Start EXERCISE INPUT

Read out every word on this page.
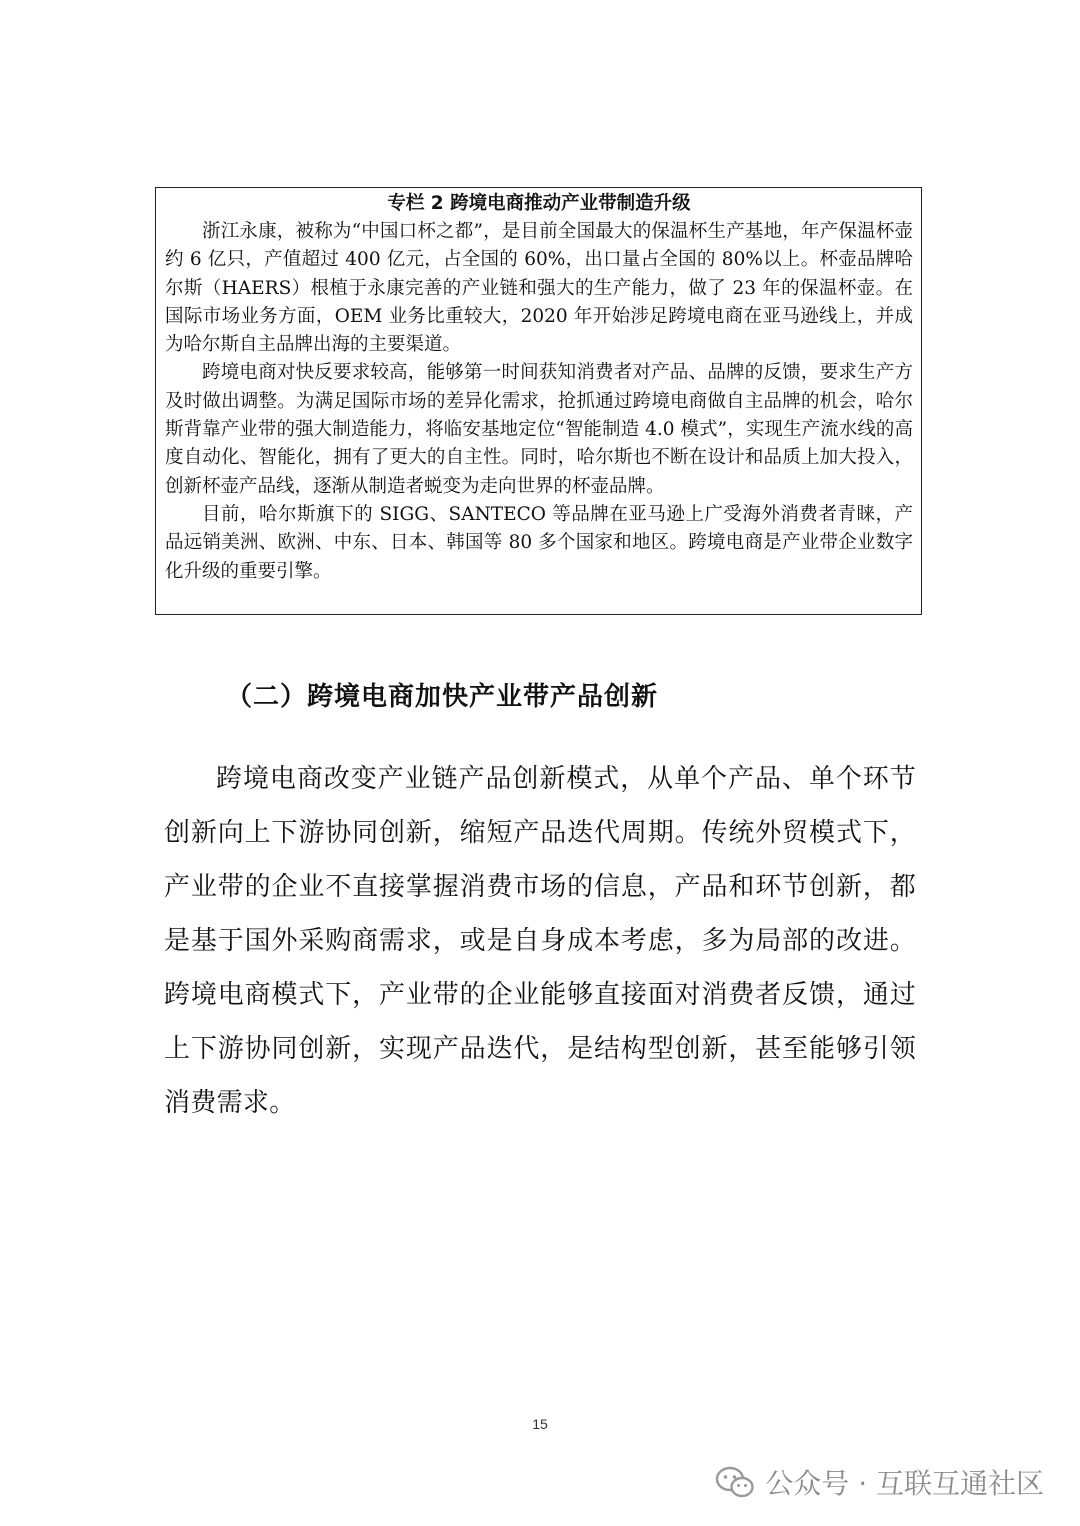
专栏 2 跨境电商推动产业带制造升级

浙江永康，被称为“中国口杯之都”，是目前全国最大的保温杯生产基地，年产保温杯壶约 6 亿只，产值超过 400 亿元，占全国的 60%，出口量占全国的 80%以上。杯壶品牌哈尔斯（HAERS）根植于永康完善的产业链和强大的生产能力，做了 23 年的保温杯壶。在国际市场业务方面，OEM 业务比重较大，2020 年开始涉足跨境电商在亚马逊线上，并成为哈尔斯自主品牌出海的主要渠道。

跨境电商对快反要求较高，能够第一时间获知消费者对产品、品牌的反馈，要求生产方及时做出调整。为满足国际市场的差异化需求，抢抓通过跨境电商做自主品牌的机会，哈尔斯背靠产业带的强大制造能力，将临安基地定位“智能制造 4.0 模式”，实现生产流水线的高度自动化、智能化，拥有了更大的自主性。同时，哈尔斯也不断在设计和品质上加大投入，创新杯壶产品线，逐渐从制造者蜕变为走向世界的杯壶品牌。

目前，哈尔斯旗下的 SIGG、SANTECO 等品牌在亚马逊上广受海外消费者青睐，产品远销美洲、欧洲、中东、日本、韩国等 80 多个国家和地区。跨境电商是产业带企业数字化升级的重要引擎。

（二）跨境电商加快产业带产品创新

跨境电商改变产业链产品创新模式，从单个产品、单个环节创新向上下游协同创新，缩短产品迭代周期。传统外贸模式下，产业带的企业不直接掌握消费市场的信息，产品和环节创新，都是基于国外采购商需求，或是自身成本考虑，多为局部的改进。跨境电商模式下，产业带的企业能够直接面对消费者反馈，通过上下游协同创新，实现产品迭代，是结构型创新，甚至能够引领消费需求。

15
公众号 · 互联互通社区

End EXERCISE INPUT
Start EXERCISE INPUT

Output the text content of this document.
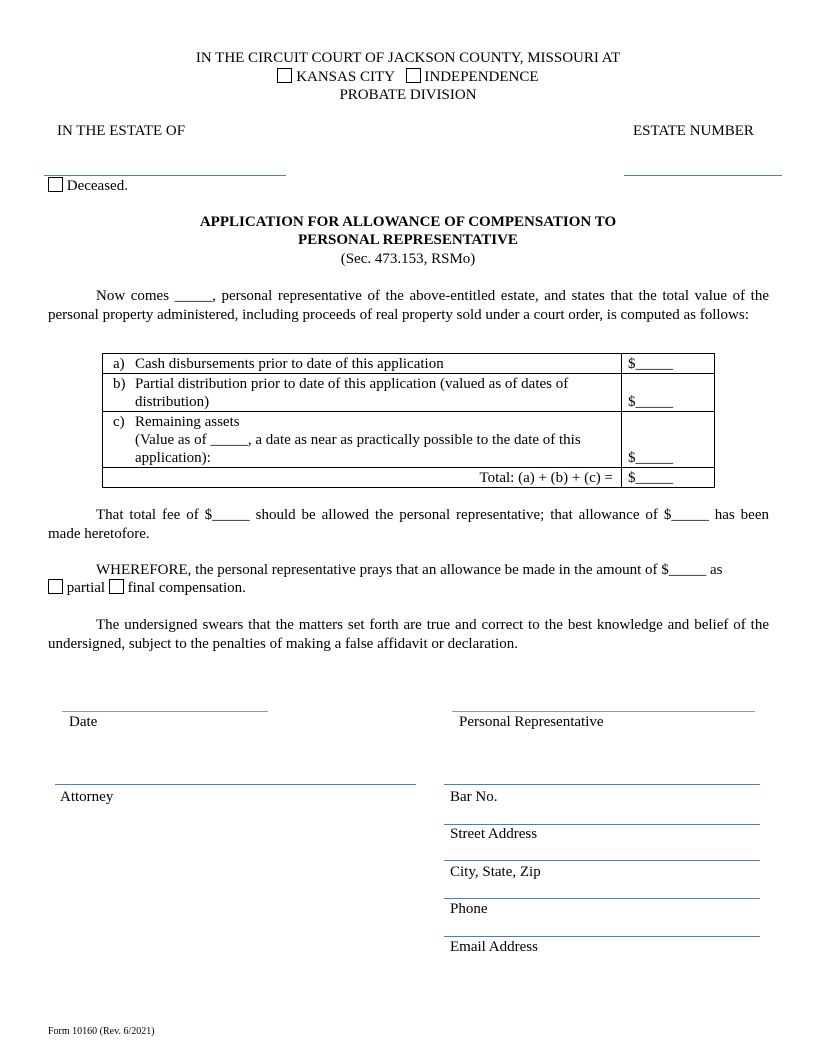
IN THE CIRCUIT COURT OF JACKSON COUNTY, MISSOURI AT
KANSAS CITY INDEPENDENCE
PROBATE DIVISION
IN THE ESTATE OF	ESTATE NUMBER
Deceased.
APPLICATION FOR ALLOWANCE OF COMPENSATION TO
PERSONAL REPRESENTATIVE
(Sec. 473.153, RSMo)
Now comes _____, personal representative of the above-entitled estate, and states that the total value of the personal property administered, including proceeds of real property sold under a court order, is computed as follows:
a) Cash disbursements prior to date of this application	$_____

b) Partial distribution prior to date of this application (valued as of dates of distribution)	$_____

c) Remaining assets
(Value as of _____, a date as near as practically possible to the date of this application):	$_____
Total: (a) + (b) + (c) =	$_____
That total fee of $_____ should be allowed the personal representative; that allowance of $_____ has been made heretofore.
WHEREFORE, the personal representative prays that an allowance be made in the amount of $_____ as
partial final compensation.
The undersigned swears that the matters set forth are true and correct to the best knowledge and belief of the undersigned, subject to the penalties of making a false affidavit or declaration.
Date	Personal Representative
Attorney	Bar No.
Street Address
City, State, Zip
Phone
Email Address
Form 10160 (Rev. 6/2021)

End EXERCISE INPUT

State how many lines of the listing include the word "made". Reply with the number alone.

2